(Some records)
#####

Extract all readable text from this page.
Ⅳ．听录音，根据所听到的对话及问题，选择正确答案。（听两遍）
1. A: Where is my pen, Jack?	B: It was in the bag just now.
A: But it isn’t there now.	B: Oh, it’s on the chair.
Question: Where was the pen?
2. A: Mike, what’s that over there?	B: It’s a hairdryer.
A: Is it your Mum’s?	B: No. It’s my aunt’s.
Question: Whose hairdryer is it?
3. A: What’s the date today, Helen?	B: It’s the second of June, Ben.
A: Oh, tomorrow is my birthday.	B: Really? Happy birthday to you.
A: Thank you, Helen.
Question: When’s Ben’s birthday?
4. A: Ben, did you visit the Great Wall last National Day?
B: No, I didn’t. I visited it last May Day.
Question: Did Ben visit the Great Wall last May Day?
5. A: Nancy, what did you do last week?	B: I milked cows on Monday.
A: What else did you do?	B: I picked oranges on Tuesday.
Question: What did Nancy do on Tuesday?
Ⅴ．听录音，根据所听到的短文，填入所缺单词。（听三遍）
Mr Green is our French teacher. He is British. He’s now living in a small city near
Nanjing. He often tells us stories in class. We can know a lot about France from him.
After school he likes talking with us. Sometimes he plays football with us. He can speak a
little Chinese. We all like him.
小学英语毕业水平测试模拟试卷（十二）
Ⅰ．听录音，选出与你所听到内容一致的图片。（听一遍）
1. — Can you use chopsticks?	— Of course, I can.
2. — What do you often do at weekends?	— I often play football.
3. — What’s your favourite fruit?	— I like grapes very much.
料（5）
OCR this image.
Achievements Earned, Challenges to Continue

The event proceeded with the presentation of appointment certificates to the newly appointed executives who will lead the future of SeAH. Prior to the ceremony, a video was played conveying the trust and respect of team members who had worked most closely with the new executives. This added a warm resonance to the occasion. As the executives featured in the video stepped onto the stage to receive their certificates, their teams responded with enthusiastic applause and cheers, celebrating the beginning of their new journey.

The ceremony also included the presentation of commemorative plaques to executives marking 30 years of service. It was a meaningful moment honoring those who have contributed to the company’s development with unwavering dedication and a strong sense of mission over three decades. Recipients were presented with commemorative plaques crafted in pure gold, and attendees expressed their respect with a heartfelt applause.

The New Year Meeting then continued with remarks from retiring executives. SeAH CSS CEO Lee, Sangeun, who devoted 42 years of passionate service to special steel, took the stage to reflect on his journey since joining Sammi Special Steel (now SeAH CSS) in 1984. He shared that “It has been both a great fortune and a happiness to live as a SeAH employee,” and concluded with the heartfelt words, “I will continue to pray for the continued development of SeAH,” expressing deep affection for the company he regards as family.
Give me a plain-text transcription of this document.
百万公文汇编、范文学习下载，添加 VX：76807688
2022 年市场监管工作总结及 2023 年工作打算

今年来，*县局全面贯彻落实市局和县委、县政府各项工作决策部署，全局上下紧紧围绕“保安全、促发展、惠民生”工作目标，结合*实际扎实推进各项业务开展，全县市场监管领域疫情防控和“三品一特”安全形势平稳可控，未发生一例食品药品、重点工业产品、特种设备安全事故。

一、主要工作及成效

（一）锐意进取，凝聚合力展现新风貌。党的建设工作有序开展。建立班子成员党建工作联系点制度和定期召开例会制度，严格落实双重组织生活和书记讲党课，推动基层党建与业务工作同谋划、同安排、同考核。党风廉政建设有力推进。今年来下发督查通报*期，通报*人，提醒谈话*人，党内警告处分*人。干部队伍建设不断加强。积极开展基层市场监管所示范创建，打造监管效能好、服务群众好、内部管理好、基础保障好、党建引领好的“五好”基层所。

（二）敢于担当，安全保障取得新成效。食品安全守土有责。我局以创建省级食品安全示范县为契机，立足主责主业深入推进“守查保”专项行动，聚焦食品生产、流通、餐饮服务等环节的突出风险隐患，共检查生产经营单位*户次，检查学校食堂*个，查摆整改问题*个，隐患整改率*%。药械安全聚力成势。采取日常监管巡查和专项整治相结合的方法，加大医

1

#####

__OBJECTIVE__.
Extract all lines as given.

__RESULT BELOW__.
Extract all readable text from this page.
Ⅳ．听录音，根据所听到的对话及问题，选择正确答案。（听两遍）
1. A: Where is my pen, Jack?	B: It was in the bag just now.
A: But it isn’t there now.	B: Oh, it’s on the chair.
Question: Where was the pen?
2. A: Mike, what’s that over there?	B: It’s a hairdryer.
A: Is it your Mum’s?	B: No. It’s my aunt’s.
Question: Whose hairdryer is it?
3. A: What’s the date today, Helen?	B: It’s the second of June, Ben.
A: Oh, tomorrow is my birthday.	B: Really? Happy birthday to you.
A: Thank you, Helen.
Question: When’s Ben’s birthday?
4. A: Ben, did you visit the Great Wall last National Day?
B: No, I didn’t. I visited it last May Day.
Question: Did Ben visit the Great Wall last May Day?
5. A: Nancy, what did you do last week?	B: I milked cows on Monday.
A: What else did you do?	B: I picked oranges on Tuesday.
Question: What did Nancy do on Tuesday?
Ⅴ．听录音，根据所听到的短文，填入所缺单词。（听三遍）
Mr Green is our French teacher. He is British. He’s now living in a small city near
Nanjing. He often tells us stories in class. We can know a lot about France from him.
After school he likes talking with us. Sometimes he plays football with us. He can speak a
little Chinese. We all like him.
小学英语毕业水平测试模拟试卷（十二）
Ⅰ．听录音，选出与你所听到内容一致的图片。（听一遍）
1. — Can you use chopsticks?	— Of course, I can.
2. — What do you often do at weekends?	— I often play football.
3. — What’s your favourite fruit?	— I like grapes very much.
料（5）
OCR this image.
Achievements Earned, Challenges to Continue

The event proceeded with the presentation of appointment certificates to the newly appointed executives who will lead the future of SeAH. Prior to the ceremony, a video was played conveying the trust and respect of team members who had worked most closely with the new executives. This added a warm resonance to the occasion. As the executives featured in the video stepped onto the stage to receive their certificates, their teams responded with enthusiastic applause and cheers, celebrating the beginning of their new journey.

The ceremony also included the presentation of commemorative plaques to executives marking 30 years of service. It was a meaningful moment honoring those who have contributed to the company’s development with unwavering dedication and a strong sense of mission over three decades. Recipients were presented with commemorative plaques crafted in pure gold, and attendees expressed their respect with a heartfelt applause.

The New Year Meeting then continued with remarks from retiring executives. SeAH CSS CEO Lee, Sangeun, who devoted 42 years of passionate service to special steel, took the stage to reflect on his journey since joining Sammi Special Steel (now SeAH CSS) in 1984. He shared that “It has been both a great fortune and a happiness to live as a SeAH employee,” and concluded with the heartfelt words, “I will continue to pray for the continued development of SeAH,” expressing deep affection for the company he regards as family.
Give me a plain-text transcription of this document.
百万公文汇编、范文学习下载，添加 VX：76807688
2022 年市场监管工作总结及 2023 年工作打算

今年来，*县局全面贯彻落实市局和县委、县政府各项工作决策部署，全局上下紧紧围绕“保安全、促发展、惠民生”工作目标，结合*实际扎实推进各项业务开展，全县市场监管领域疫情防控和“三品一特”安全形势平稳可控，未发生一例食品药品、重点工业产品、特种设备安全事故。

一、主要工作及成效

（一）锐意进取，凝聚合力展现新风貌。党的建设工作有序开展。建立班子成员党建工作联系点制度和定期召开例会制度，严格落实双重组织生活和书记讲党课，推动基层党建与业务工作同谋划、同安排、同考核。党风廉政建设有力推进。今年来下发督查通报*期，通报*人，提醒谈话*人，党内警告处分*人。干部队伍建设不断加强。积极开展基层市场监管所示范创建，打造监管效能好、服务群众好、内部管理好、基础保障好、党建引领好的“五好”基层所。

（二）敢于担当，安全保障取得新成效。食品安全守土有责。我局以创建省级食品安全示范县为契机，立足主责主业深入推进“守查保”专项行动，聚焦食品生产、流通、餐饮服务等环节的突出风险隐患，共检查生产经营单位*户次，检查学校食堂*个，查摆整改问题*个，隐患整改率*%。药械安全聚力成势。采取日常监管巡查和专项整治相结合的方法，加大医

1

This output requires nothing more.